▶ [Supplied data]:
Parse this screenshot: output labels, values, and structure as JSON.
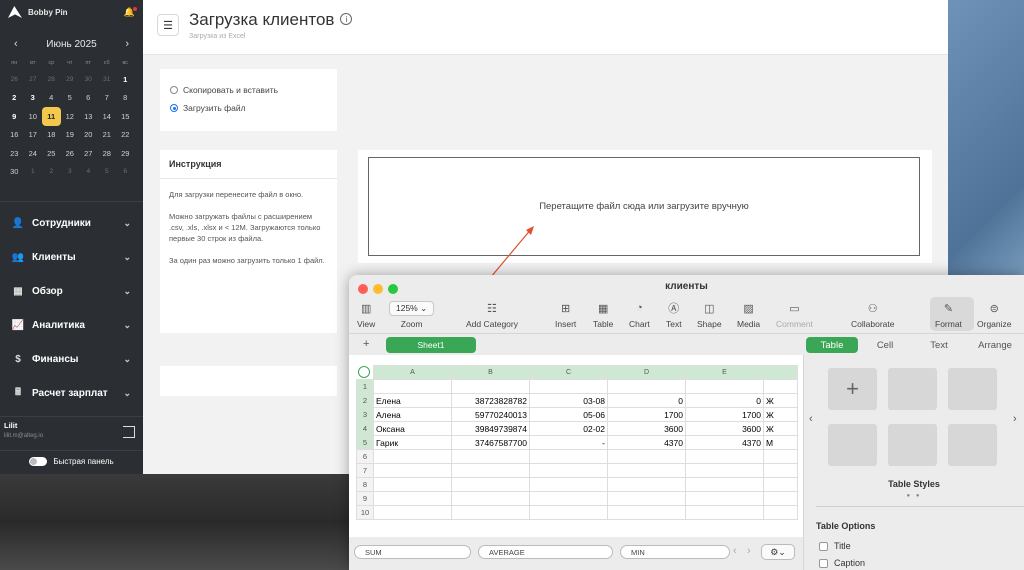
{
  "sidebar": {
    "brand": "Bobby Pin",
    "calendar": {
      "month": "Июнь 2025",
      "weekdays": [
        "пн",
        "вт",
        "ср",
        "чт",
        "пт",
        "сб",
        "вс"
      ],
      "weeks": [
        [
          "26",
          "27",
          "28",
          "29",
          "30",
          "31",
          "1"
        ],
        [
          "2",
          "3",
          "4",
          "5",
          "6",
          "7",
          "8"
        ],
        [
          "9",
          "10",
          "11",
          "12",
          "13",
          "14",
          "15"
        ],
        [
          "16",
          "17",
          "18",
          "19",
          "20",
          "21",
          "22"
        ],
        [
          "23",
          "24",
          "25",
          "26",
          "27",
          "28",
          "29"
        ],
        [
          "30",
          "1",
          "2",
          "3",
          "4",
          "5",
          "6"
        ]
      ],
      "today": "11"
    },
    "nav": [
      {
        "label": "Сотрудники",
        "icon": "user-icon"
      },
      {
        "label": "Клиенты",
        "icon": "users-icon"
      },
      {
        "label": "Обзор",
        "icon": "grid-icon"
      },
      {
        "label": "Аналитика",
        "icon": "chart-icon"
      },
      {
        "label": "Финансы",
        "icon": "dollar-icon"
      },
      {
        "label": "Расчет зарплат",
        "icon": "calculator-icon"
      }
    ],
    "user": {
      "name": "Lilit",
      "email": "lilit.m@alteg.io"
    },
    "quick_panel": "Быстрая панель"
  },
  "header": {
    "title": "Загрузка клиентов",
    "subtitle": "Загрузка из Excel"
  },
  "options": {
    "copy_paste": "Скопировать и вставить",
    "upload_file": "Загрузить файл",
    "selected": "upload_file"
  },
  "instruction": {
    "heading": "Инструкция",
    "p1": "Для загрузки перенесите файл в окно.",
    "p2": "Можно загружать файлы с расширением .csv, .xls, .xlsx и < 12M. Загружаются только первые 30 строк из файла.",
    "p3": "За один раз можно загрузить только 1 файл."
  },
  "dropzone": {
    "text": "Перетащите файл сюда или загрузите вручную"
  },
  "numbers": {
    "window_title": "клиенты",
    "toolbar": {
      "view": "View",
      "zoom_value": "125%",
      "zoom": "Zoom",
      "add_category": "Add Category",
      "insert": "Insert",
      "table": "Table",
      "chart": "Chart",
      "text": "Text",
      "shape": "Shape",
      "media": "Media",
      "comment": "Comment",
      "collaborate": "Collaborate",
      "format": "Format",
      "organize": "Organize"
    },
    "sheet_tab": "Sheet1",
    "panel_tabs": [
      "Table",
      "Cell",
      "Text",
      "Arrange"
    ],
    "columns": [
      "A",
      "B",
      "C",
      "D",
      "E",
      ""
    ],
    "rows": [
      [
        "1",
        "",
        "",
        "",
        "",
        "",
        ""
      ],
      [
        "2",
        "Елена",
        "38723828782",
        "03-08",
        "0",
        "0",
        "Ж"
      ],
      [
        "3",
        "Алена",
        "59770240013",
        "05-06",
        "1700",
        "1700",
        "Ж"
      ],
      [
        "4",
        "Оксана",
        "39849739874",
        "02-02",
        "3600",
        "3600",
        "Ж"
      ],
      [
        "5",
        "Гарик",
        "37467587700",
        "-",
        "4370",
        "4370",
        "М"
      ],
      [
        "6",
        "",
        "",
        "",
        "",
        "",
        ""
      ],
      [
        "7",
        "",
        "",
        "",
        "",
        "",
        ""
      ],
      [
        "8",
        "",
        "",
        "",
        "",
        "",
        ""
      ],
      [
        "9",
        "",
        "",
        "",
        "",
        "",
        ""
      ],
      [
        "10",
        "",
        "",
        "",
        "",
        "",
        ""
      ]
    ],
    "functions": [
      "SUM",
      "AVERAGE",
      "MIN"
    ],
    "format_panel": {
      "table_styles": "Table Styles",
      "table_options": "Table Options",
      "title_option": "Title",
      "caption_option": "Caption"
    }
  }
}
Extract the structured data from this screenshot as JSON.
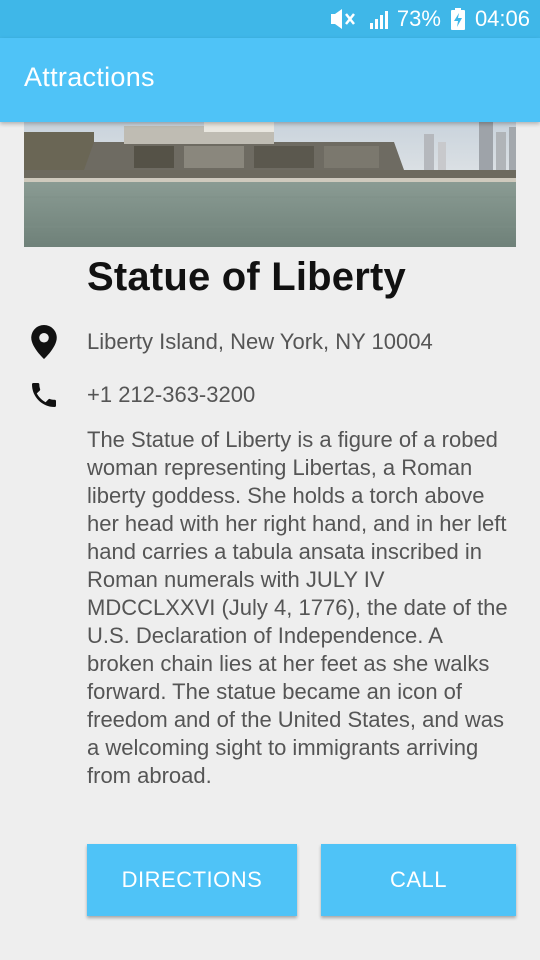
{
  "status_bar": {
    "battery_percent": "73%",
    "time": "04:06",
    "icons": [
      "mute-icon",
      "signal-icon",
      "battery-charging-icon"
    ]
  },
  "app_bar": {
    "title": "Attractions"
  },
  "colors": {
    "status_bar": "#3fb7e8",
    "app_bar": "#4fc3f7",
    "button": "#4fc3f7",
    "background": "#eeeeee"
  },
  "attraction": {
    "name": "Statue of Liberty",
    "address": "Liberty Island, New York, NY 10004",
    "phone": "+1 212-363-3200",
    "description": "The Statue of Liberty is a figure of a robed woman representing Libertas, a Roman liberty goddess. She holds a torch above her head with her right hand, and in her left hand carries a tabula ansata inscribed in Roman numerals with JULY IV MDCCLXXVI (July 4, 1776), the date of the U.S. Declaration of Independence. A broken chain lies at her feet as she walks forward. The statue became an icon of freedom and of the United States, and was a welcoming sight to immigrants arriving from abroad."
  },
  "actions": {
    "directions_label": "DIRECTIONS",
    "call_label": "CALL"
  }
}
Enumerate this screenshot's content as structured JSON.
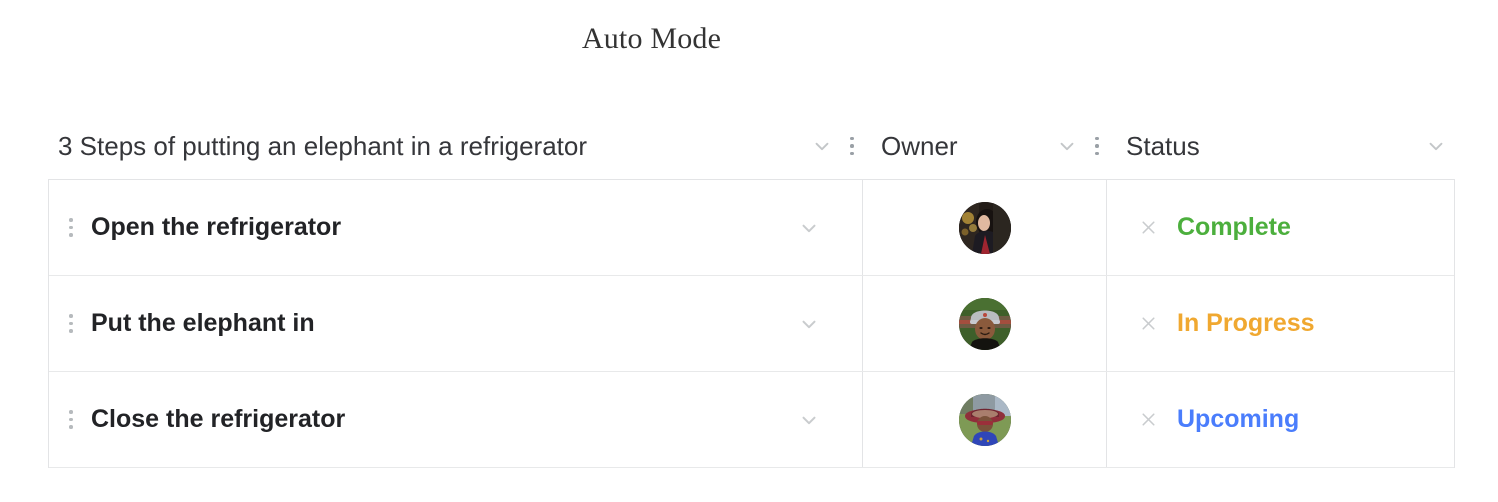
{
  "page": {
    "title": "Auto Mode"
  },
  "colors": {
    "complete": "#4caf3d",
    "in_progress": "#f0a830",
    "upcoming": "#4a7dfc",
    "header_text": "#35363a",
    "row_text": "#222326",
    "border": "#e3e4e6",
    "icon_muted": "#c9ccce"
  },
  "table": {
    "columns": [
      {
        "key": "task",
        "label": "3 Steps of putting an elephant in a refrigerator",
        "chevron": "chevron-down-icon",
        "kebab": "more-options-icon"
      },
      {
        "key": "owner",
        "label": "Owner",
        "chevron": "chevron-down-icon",
        "kebab": "more-options-icon"
      },
      {
        "key": "status",
        "label": "Status",
        "chevron": "chevron-down-icon",
        "kebab": ""
      }
    ],
    "rows": [
      {
        "handle": "drag-handle-icon",
        "task": "Open the refrigerator",
        "chevron": "chevron-down-icon",
        "owner_avatar": "avatar-dark-haired-person",
        "remove": "remove-icon",
        "status": "Complete",
        "status_color": "#4caf3d"
      },
      {
        "handle": "drag-handle-icon",
        "task": "Put the elephant in",
        "chevron": "chevron-down-icon",
        "owner_avatar": "avatar-person-with-cap",
        "remove": "remove-icon",
        "status": "In Progress",
        "status_color": "#f0a830"
      },
      {
        "handle": "drag-handle-icon",
        "task": "Close the refrigerator",
        "chevron": "chevron-down-icon",
        "owner_avatar": "avatar-person-with-sunhat",
        "remove": "remove-icon",
        "status": "Upcoming",
        "status_color": "#4a7dfc"
      }
    ]
  }
}
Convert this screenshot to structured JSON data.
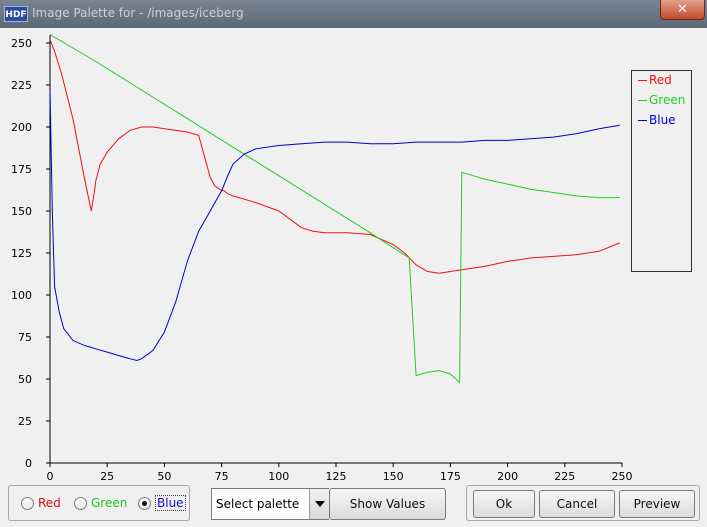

▶ [Written exercise]: Find every line above that contains the word "task", and return each one.

▶ [Answer for this exercise]:
        "key": "task",
        "task": "Open the refrigerator",
        "task": "Put the elephant in",
        "task": "Close the refrigerator",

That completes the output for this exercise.